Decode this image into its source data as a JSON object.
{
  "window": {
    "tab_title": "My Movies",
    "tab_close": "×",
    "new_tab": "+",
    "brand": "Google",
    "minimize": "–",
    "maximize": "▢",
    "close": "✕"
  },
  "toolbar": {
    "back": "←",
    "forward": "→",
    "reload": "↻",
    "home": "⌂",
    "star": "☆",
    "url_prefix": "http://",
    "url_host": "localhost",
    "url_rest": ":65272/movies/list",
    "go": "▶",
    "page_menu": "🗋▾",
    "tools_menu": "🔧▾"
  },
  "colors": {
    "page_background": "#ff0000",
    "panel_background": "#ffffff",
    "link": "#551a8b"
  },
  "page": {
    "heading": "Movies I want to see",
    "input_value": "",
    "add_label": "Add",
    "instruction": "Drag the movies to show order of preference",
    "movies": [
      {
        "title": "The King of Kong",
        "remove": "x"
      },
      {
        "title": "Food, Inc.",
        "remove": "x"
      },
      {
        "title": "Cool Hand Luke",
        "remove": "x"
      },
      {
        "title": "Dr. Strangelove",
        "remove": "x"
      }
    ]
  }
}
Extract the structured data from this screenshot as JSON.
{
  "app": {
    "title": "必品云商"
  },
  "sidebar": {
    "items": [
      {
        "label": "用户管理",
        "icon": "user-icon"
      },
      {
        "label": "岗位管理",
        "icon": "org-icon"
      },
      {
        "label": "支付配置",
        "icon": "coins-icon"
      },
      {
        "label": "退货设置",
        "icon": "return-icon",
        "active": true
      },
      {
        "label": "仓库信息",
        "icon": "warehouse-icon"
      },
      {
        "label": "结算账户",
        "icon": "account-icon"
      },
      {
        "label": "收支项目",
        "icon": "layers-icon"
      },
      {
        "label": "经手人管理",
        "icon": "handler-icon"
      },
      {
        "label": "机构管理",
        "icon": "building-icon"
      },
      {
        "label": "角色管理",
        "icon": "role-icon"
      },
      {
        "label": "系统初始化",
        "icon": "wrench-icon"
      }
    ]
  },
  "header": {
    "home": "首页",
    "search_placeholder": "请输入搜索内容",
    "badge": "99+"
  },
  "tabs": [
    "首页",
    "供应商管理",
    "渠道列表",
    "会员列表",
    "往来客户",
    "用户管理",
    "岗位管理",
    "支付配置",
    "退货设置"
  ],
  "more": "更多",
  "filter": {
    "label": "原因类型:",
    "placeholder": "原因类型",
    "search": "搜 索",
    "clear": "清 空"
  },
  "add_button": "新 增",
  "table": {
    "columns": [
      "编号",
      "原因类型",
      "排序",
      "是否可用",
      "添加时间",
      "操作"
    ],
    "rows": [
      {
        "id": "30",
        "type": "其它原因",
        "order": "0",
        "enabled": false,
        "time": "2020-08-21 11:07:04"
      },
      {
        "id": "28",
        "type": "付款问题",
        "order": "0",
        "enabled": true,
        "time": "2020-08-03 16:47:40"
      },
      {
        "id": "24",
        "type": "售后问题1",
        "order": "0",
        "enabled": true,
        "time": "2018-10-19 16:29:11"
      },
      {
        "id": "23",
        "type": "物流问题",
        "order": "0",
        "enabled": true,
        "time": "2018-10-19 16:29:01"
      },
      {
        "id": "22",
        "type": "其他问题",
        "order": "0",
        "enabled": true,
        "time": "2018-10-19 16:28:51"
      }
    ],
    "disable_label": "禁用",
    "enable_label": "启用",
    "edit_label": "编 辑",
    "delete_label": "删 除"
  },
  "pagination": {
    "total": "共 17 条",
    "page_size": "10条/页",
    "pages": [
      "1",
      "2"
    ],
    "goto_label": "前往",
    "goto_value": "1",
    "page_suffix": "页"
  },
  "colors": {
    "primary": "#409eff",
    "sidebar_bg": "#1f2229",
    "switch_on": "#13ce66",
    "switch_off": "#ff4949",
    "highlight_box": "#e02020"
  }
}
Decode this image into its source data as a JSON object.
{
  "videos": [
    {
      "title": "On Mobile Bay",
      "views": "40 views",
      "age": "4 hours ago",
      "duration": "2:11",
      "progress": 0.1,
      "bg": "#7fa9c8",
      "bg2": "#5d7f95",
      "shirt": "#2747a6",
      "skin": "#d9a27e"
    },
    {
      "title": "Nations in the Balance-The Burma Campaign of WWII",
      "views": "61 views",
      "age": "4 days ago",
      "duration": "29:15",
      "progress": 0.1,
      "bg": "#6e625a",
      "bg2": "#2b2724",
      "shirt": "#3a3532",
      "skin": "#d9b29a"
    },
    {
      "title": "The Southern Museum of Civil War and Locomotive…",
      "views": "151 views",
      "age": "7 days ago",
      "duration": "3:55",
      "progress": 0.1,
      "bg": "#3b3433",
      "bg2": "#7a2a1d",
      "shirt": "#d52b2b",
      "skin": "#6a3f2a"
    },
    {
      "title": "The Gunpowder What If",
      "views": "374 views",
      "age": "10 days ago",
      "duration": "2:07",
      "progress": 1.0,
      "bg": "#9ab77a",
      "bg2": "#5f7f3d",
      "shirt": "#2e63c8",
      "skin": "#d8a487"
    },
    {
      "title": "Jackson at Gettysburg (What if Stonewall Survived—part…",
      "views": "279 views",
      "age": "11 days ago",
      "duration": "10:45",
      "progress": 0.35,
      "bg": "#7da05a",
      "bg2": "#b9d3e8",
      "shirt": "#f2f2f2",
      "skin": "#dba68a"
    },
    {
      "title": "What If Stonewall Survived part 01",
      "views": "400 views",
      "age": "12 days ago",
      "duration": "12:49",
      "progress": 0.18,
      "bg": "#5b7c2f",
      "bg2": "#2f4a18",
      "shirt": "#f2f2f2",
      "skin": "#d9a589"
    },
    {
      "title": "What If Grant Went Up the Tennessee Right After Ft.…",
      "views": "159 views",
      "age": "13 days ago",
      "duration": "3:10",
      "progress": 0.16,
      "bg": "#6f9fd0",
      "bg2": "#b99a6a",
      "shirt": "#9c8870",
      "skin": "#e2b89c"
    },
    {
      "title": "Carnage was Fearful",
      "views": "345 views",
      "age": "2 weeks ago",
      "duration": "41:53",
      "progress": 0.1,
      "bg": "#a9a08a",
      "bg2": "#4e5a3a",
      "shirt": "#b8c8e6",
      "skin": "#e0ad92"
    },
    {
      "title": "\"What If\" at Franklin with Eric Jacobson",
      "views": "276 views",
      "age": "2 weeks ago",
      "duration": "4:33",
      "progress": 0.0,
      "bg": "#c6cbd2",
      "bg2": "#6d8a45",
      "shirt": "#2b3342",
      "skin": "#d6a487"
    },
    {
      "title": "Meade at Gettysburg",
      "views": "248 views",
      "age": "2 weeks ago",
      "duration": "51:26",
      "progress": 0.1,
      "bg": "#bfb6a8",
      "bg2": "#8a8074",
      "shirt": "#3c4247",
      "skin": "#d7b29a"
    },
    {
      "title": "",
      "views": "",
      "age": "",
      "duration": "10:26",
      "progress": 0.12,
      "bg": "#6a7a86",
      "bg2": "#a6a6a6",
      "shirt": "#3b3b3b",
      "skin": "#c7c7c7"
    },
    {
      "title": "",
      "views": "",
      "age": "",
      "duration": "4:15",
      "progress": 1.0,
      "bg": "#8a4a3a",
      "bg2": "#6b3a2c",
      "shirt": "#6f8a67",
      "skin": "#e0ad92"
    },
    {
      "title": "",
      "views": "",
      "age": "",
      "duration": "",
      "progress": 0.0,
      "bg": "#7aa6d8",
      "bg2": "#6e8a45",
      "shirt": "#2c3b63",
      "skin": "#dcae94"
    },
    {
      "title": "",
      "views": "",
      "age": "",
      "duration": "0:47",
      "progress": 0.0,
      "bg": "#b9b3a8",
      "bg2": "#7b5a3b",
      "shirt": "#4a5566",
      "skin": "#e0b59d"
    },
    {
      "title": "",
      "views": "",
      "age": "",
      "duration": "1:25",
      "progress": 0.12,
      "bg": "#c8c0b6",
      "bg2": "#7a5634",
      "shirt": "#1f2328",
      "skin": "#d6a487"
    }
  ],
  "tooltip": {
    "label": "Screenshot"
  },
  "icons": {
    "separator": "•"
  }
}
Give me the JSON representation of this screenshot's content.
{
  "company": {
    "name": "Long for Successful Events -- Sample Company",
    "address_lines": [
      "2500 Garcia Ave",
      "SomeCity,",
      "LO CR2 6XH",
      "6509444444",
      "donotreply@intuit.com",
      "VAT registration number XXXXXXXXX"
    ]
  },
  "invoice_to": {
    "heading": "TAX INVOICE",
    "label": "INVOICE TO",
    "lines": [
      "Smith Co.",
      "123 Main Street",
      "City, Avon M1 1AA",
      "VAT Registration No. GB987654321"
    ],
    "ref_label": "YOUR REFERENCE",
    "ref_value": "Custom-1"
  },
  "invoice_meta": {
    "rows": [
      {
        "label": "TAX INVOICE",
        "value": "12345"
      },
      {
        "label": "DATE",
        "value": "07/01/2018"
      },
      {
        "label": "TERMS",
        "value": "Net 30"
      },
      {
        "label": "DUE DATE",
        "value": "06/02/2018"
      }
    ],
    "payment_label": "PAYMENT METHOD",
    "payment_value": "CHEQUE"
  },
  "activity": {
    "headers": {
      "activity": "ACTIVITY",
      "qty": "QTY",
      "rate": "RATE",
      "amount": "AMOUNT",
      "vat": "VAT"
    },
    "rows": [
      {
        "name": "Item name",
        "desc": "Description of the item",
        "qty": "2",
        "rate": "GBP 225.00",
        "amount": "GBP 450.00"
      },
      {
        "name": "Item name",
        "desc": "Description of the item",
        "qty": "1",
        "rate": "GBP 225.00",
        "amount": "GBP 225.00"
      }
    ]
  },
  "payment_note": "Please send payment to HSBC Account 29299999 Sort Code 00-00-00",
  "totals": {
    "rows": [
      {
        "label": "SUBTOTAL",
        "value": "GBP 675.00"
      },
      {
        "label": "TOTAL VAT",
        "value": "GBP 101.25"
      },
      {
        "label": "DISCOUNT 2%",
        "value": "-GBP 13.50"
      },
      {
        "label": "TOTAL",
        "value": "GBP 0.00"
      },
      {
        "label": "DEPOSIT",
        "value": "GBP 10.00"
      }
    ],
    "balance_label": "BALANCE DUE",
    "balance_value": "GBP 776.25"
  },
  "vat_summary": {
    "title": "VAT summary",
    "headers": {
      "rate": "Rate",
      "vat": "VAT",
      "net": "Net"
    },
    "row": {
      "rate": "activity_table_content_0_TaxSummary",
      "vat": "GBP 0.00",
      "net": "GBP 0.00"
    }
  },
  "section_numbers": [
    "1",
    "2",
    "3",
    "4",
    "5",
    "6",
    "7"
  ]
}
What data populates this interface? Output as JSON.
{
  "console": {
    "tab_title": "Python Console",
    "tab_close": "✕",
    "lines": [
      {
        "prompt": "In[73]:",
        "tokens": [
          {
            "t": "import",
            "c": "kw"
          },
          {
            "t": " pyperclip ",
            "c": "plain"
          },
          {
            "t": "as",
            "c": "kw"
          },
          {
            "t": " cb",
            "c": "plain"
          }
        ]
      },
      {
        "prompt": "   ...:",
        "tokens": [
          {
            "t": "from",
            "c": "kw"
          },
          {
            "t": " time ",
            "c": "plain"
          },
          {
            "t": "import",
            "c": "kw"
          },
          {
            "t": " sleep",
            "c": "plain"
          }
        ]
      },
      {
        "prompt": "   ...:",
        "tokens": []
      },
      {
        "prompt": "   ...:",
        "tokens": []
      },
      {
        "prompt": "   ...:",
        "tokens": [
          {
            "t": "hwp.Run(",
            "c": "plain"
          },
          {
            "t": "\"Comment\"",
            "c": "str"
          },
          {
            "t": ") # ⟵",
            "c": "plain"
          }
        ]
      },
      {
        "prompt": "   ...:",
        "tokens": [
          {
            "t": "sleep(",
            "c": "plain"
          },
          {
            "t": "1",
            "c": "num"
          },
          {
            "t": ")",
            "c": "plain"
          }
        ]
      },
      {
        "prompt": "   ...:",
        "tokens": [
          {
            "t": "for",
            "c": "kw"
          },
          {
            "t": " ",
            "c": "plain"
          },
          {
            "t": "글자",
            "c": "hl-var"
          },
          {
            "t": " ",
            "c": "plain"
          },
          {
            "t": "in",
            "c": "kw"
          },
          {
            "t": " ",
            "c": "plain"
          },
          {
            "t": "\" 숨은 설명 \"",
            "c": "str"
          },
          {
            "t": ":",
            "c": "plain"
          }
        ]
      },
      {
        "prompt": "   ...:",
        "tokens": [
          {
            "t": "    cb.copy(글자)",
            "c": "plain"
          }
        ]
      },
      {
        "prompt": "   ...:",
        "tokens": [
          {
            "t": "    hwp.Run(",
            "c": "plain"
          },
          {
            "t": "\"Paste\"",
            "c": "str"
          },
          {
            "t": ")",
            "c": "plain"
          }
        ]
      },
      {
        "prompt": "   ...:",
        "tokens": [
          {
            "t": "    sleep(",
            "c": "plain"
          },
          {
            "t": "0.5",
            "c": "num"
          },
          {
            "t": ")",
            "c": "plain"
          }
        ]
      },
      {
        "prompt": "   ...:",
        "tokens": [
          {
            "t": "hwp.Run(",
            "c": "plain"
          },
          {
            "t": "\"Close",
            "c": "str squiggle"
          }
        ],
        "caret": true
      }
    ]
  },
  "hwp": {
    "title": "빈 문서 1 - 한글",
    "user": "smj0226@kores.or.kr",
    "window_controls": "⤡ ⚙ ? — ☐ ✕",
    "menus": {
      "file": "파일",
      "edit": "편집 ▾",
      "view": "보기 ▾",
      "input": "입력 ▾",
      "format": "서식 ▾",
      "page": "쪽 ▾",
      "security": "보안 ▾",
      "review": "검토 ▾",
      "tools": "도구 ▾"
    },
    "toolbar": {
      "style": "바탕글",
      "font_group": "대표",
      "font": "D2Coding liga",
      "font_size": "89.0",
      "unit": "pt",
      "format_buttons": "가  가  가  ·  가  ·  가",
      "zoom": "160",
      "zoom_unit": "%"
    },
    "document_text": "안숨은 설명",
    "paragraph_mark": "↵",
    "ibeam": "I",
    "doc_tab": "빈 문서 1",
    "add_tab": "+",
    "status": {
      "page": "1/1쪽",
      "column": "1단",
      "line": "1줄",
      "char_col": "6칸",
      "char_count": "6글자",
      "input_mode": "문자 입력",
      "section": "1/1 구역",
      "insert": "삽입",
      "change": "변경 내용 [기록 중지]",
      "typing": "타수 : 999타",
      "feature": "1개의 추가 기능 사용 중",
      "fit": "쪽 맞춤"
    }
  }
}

[EXERCISE DESCRIPTION] Answer only with how many lines in the records include "What".

[RESULT OF THIS TASK] 6